Rows from a dataset
▬▬▬

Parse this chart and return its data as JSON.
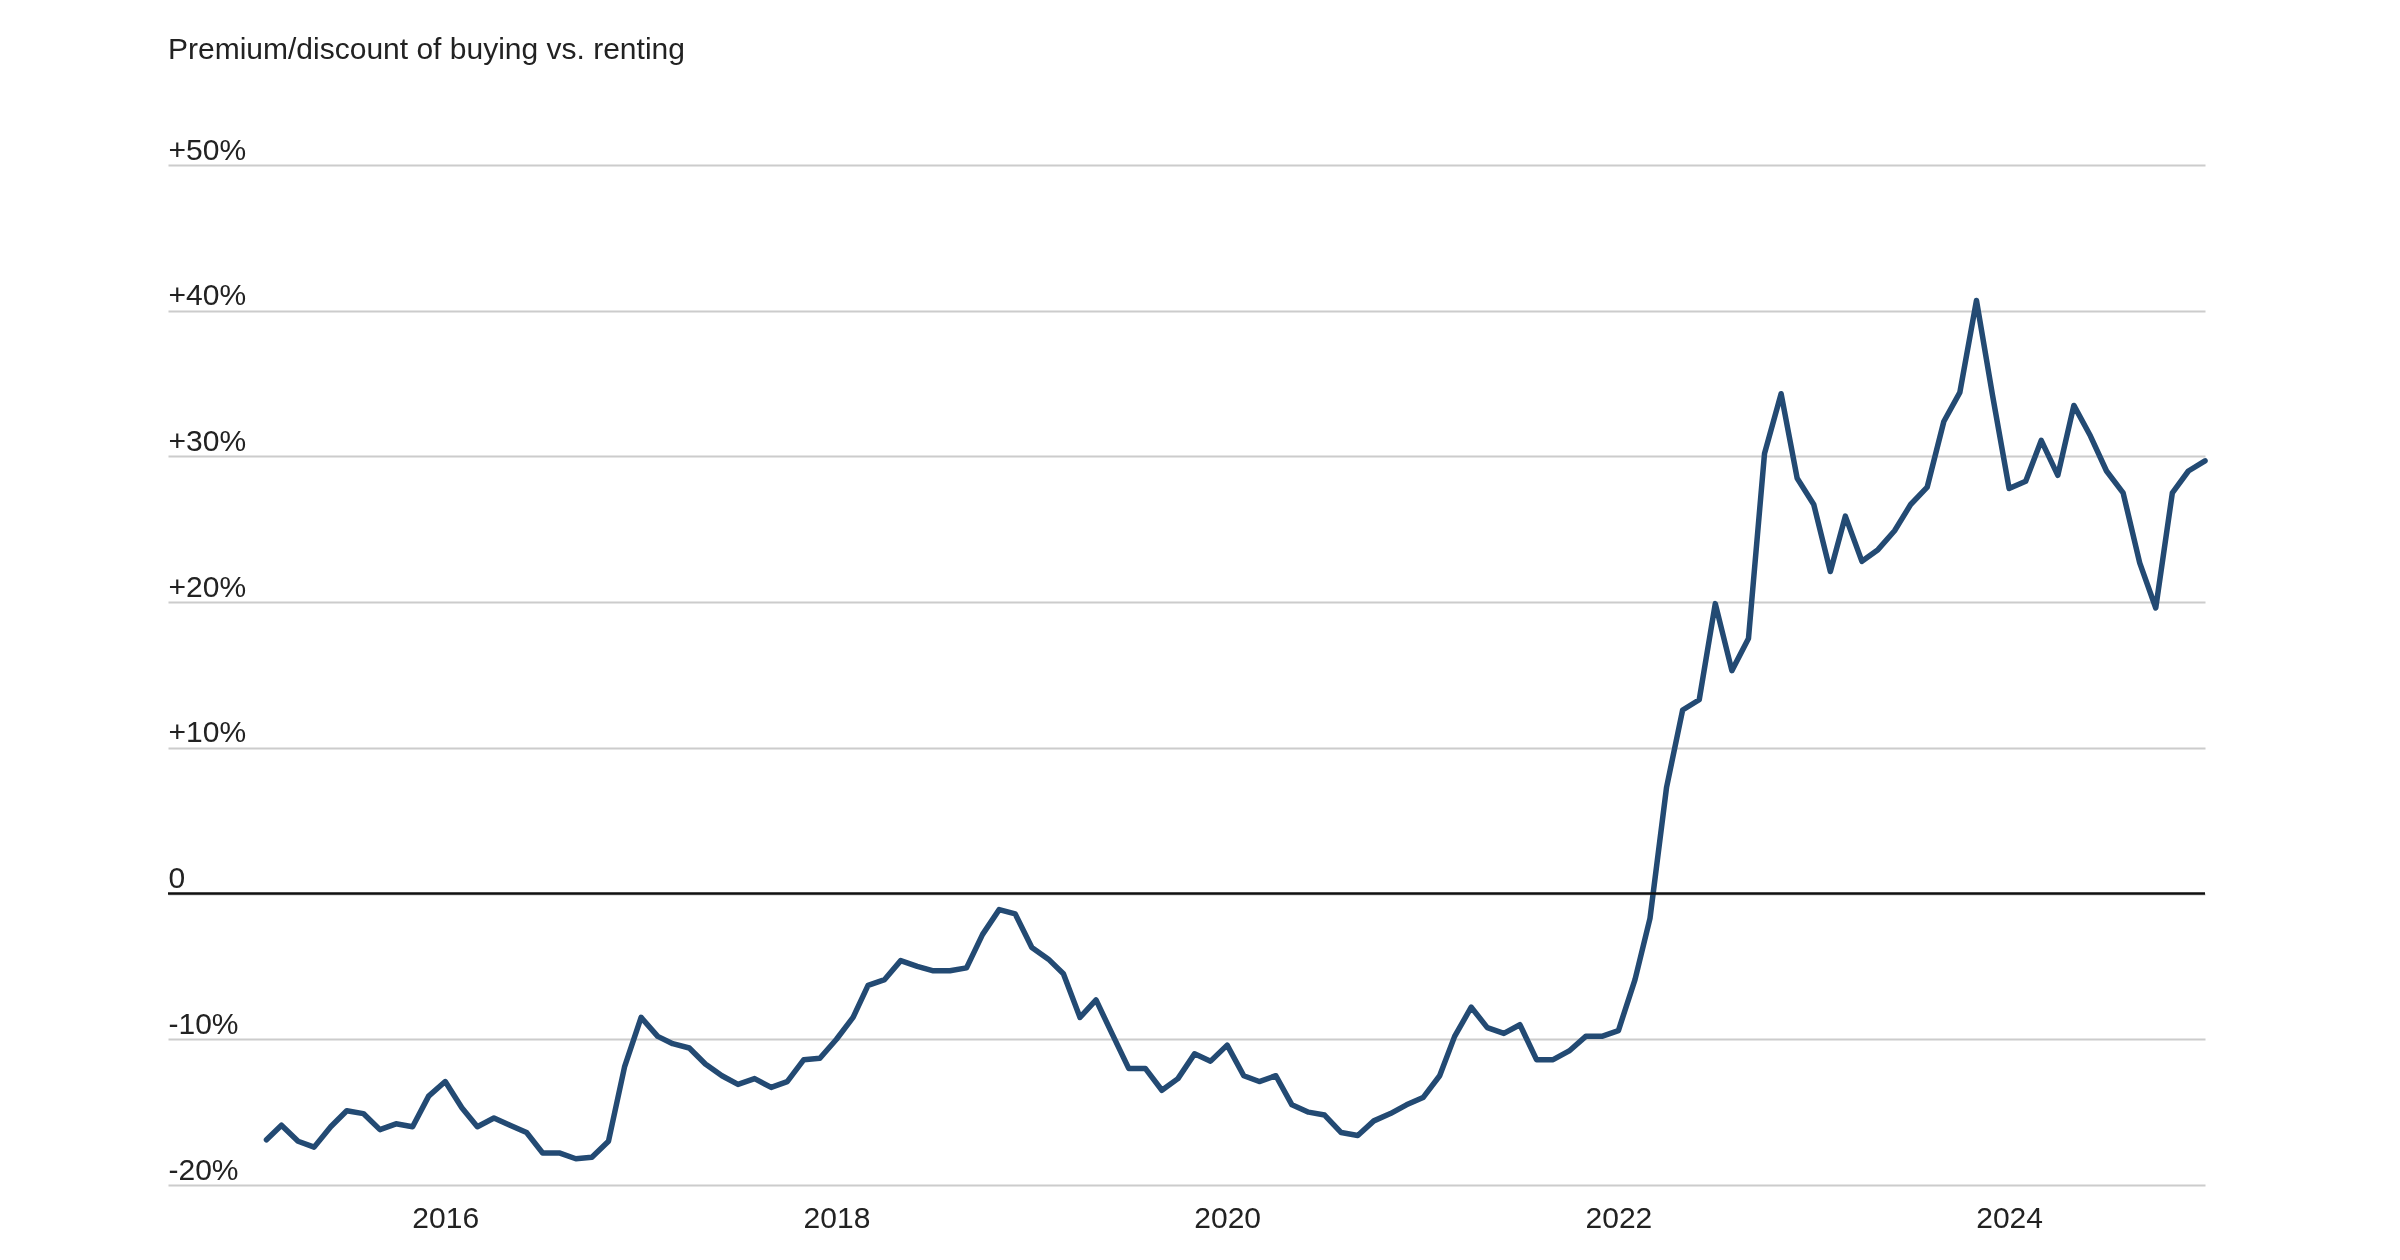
{
  "chart_data": {
    "type": "line",
    "title": "Premium/discount of buying vs. renting",
    "x": [
      "2015-02",
      "2015-03",
      "2015-04",
      "2015-05",
      "2015-06",
      "2015-07",
      "2015-08",
      "2015-09",
      "2015-10",
      "2015-11",
      "2015-12",
      "2016-01",
      "2016-02",
      "2016-03",
      "2016-04",
      "2016-05",
      "2016-06",
      "2016-07",
      "2016-08",
      "2016-09",
      "2016-10",
      "2016-11",
      "2016-12",
      "2017-01",
      "2017-02",
      "2017-03",
      "2017-04",
      "2017-05",
      "2017-06",
      "2017-07",
      "2017-08",
      "2017-09",
      "2017-10",
      "2017-11",
      "2017-12",
      "2018-01",
      "2018-02",
      "2018-03",
      "2018-04",
      "2018-05",
      "2018-06",
      "2018-07",
      "2018-08",
      "2018-09",
      "2018-10",
      "2018-11",
      "2018-12",
      "2019-01",
      "2019-02",
      "2019-03",
      "2019-04",
      "2019-05",
      "2019-06",
      "2019-07",
      "2019-08",
      "2019-09",
      "2019-10",
      "2019-11",
      "2019-12",
      "2020-01",
      "2020-02",
      "2020-03",
      "2020-04",
      "2020-05",
      "2020-06",
      "2020-07",
      "2020-08",
      "2020-09",
      "2020-10",
      "2020-11",
      "2020-12",
      "2021-01",
      "2021-02",
      "2021-03",
      "2021-04",
      "2021-05",
      "2021-06",
      "2021-07",
      "2021-08",
      "2021-09",
      "2021-10",
      "2021-11",
      "2021-12",
      "2022-01",
      "2022-02",
      "2022-03",
      "2022-04",
      "2022-05",
      "2022-06",
      "2022-07",
      "2022-08",
      "2022-09",
      "2022-10",
      "2022-11",
      "2022-12",
      "2023-01",
      "2023-02",
      "2023-03",
      "2023-04",
      "2023-05",
      "2023-06",
      "2023-07",
      "2023-08",
      "2023-09",
      "2023-10",
      "2023-11",
      "2023-12",
      "2024-01",
      "2024-02",
      "2024-03",
      "2024-04",
      "2024-05",
      "2024-06",
      "2024-07",
      "2024-08",
      "2024-09",
      "2024-10",
      "2024-11",
      "2024-12",
      "2025-01"
    ],
    "series": [
      {
        "color": "#234a73",
        "values": [
          -16.9,
          -15.9,
          -17.0,
          -17.4,
          -16.0,
          -14.9,
          -15.1,
          -16.2,
          -15.8,
          -16.0,
          -13.9,
          -12.9,
          -14.7,
          -16.0,
          -15.4,
          -15.9,
          -16.4,
          -17.8,
          -17.8,
          -18.2,
          -18.1,
          -17.0,
          -11.9,
          -8.5,
          -9.8,
          -10.3,
          -10.6,
          -11.7,
          -12.5,
          -13.1,
          -12.7,
          -13.3,
          -12.9,
          -11.4,
          -11.3,
          -10.0,
          -8.5,
          -6.3,
          -5.9,
          -4.6,
          -5.0,
          -5.3,
          -5.3,
          -5.1,
          -2.8,
          -1.1,
          -1.4,
          -3.7,
          -4.5,
          -5.5,
          -8.5,
          -7.3,
          -9.7,
          -12.0,
          -12.0,
          -13.5,
          -12.7,
          -11.0,
          -11.5,
          -10.4,
          -12.5,
          -12.9,
          -12.5,
          -14.5,
          -15.0,
          -15.2,
          -16.4,
          -16.6,
          -15.6,
          -15.1,
          -14.5,
          -14.0,
          -12.5,
          -9.8,
          -7.8,
          -9.2,
          -9.6,
          -9.0,
          -11.4,
          -11.4,
          -10.8,
          -9.8,
          -9.8,
          -9.4,
          -5.9,
          -1.7,
          7.3,
          12.6,
          13.3,
          19.9,
          15.3,
          17.5,
          30.2,
          34.3,
          28.5,
          26.7,
          22.1,
          25.9,
          22.8,
          23.6,
          24.9,
          26.7,
          27.9,
          32.4,
          34.4,
          40.7,
          34.2,
          27.8,
          28.3,
          31.1,
          28.7,
          33.5,
          31.4,
          29.0,
          27.5,
          22.7,
          19.6,
          27.5,
          29.0,
          29.7
        ]
      }
    ],
    "xlim": [
      "2014-08",
      "2025-01"
    ],
    "xticks": [
      {
        "value": "2016",
        "label": "2016"
      },
      {
        "value": "2018",
        "label": "2018"
      },
      {
        "value": "2020",
        "label": "2020"
      },
      {
        "value": "2022",
        "label": "2022"
      },
      {
        "value": "2024",
        "label": "2024"
      }
    ],
    "ylim": [
      -20,
      50
    ],
    "yticks": [
      {
        "value": -20,
        "label": "-20%"
      },
      {
        "value": -10,
        "label": "-10%"
      },
      {
        "value": 0,
        "label": "0"
      },
      {
        "value": 10,
        "label": "+10%"
      },
      {
        "value": 20,
        "label": "+20%"
      },
      {
        "value": 30,
        "label": "+30%"
      },
      {
        "value": 40,
        "label": "+40%"
      },
      {
        "value": 50,
        "label": "+50%"
      }
    ],
    "ref_lines": [
      {
        "axis": "y",
        "value": 0,
        "color": "#111111"
      }
    ],
    "grid": "y",
    "marker": "none",
    "line_style": "solid"
  }
}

▬▬▬

## Set task
Omit the pictures. Transcribe every record exactly.

## Written answer
Parse this chart and return its data as JSON.
{
  "chart_data": {
    "type": "line",
    "title": "Premium/discount of buying vs. renting",
    "x": [
      "2015-02",
      "2015-03",
      "2015-04",
      "2015-05",
      "2015-06",
      "2015-07",
      "2015-08",
      "2015-09",
      "2015-10",
      "2015-11",
      "2015-12",
      "2016-01",
      "2016-02",
      "2016-03",
      "2016-04",
      "2016-05",
      "2016-06",
      "2016-07",
      "2016-08",
      "2016-09",
      "2016-10",
      "2016-11",
      "2016-12",
      "2017-01",
      "2017-02",
      "2017-03",
      "2017-04",
      "2017-05",
      "2017-06",
      "2017-07",
      "2017-08",
      "2017-09",
      "2017-10",
      "2017-11",
      "2017-12",
      "2018-01",
      "2018-02",
      "2018-03",
      "2018-04",
      "2018-05",
      "2018-06",
      "2018-07",
      "2018-08",
      "2018-09",
      "2018-10",
      "2018-11",
      "2018-12",
      "2019-01",
      "2019-02",
      "2019-03",
      "2019-04",
      "2019-05",
      "2019-06",
      "2019-07",
      "2019-08",
      "2019-09",
      "2019-10",
      "2019-11",
      "2019-12",
      "2020-01",
      "2020-02",
      "2020-03",
      "2020-04",
      "2020-05",
      "2020-06",
      "2020-07",
      "2020-08",
      "2020-09",
      "2020-10",
      "2020-11",
      "2020-12",
      "2021-01",
      "2021-02",
      "2021-03",
      "2021-04",
      "2021-05",
      "2021-06",
      "2021-07",
      "2021-08",
      "2021-09",
      "2021-10",
      "2021-11",
      "2021-12",
      "2022-01",
      "2022-02",
      "2022-03",
      "2022-04",
      "2022-05",
      "2022-06",
      "2022-07",
      "2022-08",
      "2022-09",
      "2022-10",
      "2022-11",
      "2022-12",
      "2023-01",
      "2023-02",
      "2023-03",
      "2023-04",
      "2023-05",
      "2023-06",
      "2023-07",
      "2023-08",
      "2023-09",
      "2023-10",
      "2023-11",
      "2023-12",
      "2024-01",
      "2024-02",
      "2024-03",
      "2024-04",
      "2024-05",
      "2024-06",
      "2024-07",
      "2024-08",
      "2024-09",
      "2024-10",
      "2024-11",
      "2024-12",
      "2025-01"
    ],
    "series": [
      {
        "color": "#234a73",
        "values": [
          -16.9,
          -15.9,
          -17.0,
          -17.4,
          -16.0,
          -14.9,
          -15.1,
          -16.2,
          -15.8,
          -16.0,
          -13.9,
          -12.9,
          -14.7,
          -16.0,
          -15.4,
          -15.9,
          -16.4,
          -17.8,
          -17.8,
          -18.2,
          -18.1,
          -17.0,
          -11.9,
          -8.5,
          -9.8,
          -10.3,
          -10.6,
          -11.7,
          -12.5,
          -13.1,
          -12.7,
          -13.3,
          -12.9,
          -11.4,
          -11.3,
          -10.0,
          -8.5,
          -6.3,
          -5.9,
          -4.6,
          -5.0,
          -5.3,
          -5.3,
          -5.1,
          -2.8,
          -1.1,
          -1.4,
          -3.7,
          -4.5,
          -5.5,
          -8.5,
          -7.3,
          -9.7,
          -12.0,
          -12.0,
          -13.5,
          -12.7,
          -11.0,
          -11.5,
          -10.4,
          -12.5,
          -12.9,
          -12.5,
          -14.5,
          -15.0,
          -15.2,
          -16.4,
          -16.6,
          -15.6,
          -15.1,
          -14.5,
          -14.0,
          -12.5,
          -9.8,
          -7.8,
          -9.2,
          -9.6,
          -9.0,
          -11.4,
          -11.4,
          -10.8,
          -9.8,
          -9.8,
          -9.4,
          -5.9,
          -1.7,
          7.3,
          12.6,
          13.3,
          19.9,
          15.3,
          17.5,
          30.2,
          34.3,
          28.5,
          26.7,
          22.1,
          25.9,
          22.8,
          23.6,
          24.9,
          26.7,
          27.9,
          32.4,
          34.4,
          40.7,
          34.2,
          27.8,
          28.3,
          31.1,
          28.7,
          33.5,
          31.4,
          29.0,
          27.5,
          22.7,
          19.6,
          27.5,
          29.0,
          29.7
        ]
      }
    ],
    "xlim": [
      "2014-08",
      "2025-01"
    ],
    "xticks": [
      {
        "value": "2016",
        "label": "2016"
      },
      {
        "value": "2018",
        "label": "2018"
      },
      {
        "value": "2020",
        "label": "2020"
      },
      {
        "value": "2022",
        "label": "2022"
      },
      {
        "value": "2024",
        "label": "2024"
      }
    ],
    "ylim": [
      -20,
      50
    ],
    "yticks": [
      {
        "value": -20,
        "label": "-20%"
      },
      {
        "value": -10,
        "label": "-10%"
      },
      {
        "value": 0,
        "label": "0"
      },
      {
        "value": 10,
        "label": "+10%"
      },
      {
        "value": 20,
        "label": "+20%"
      },
      {
        "value": 30,
        "label": "+30%"
      },
      {
        "value": 40,
        "label": "+40%"
      },
      {
        "value": 50,
        "label": "+50%"
      }
    ],
    "ref_lines": [
      {
        "axis": "y",
        "value": 0,
        "color": "#111111"
      }
    ],
    "grid": "y",
    "marker": "none",
    "line_style": "solid"
  }
}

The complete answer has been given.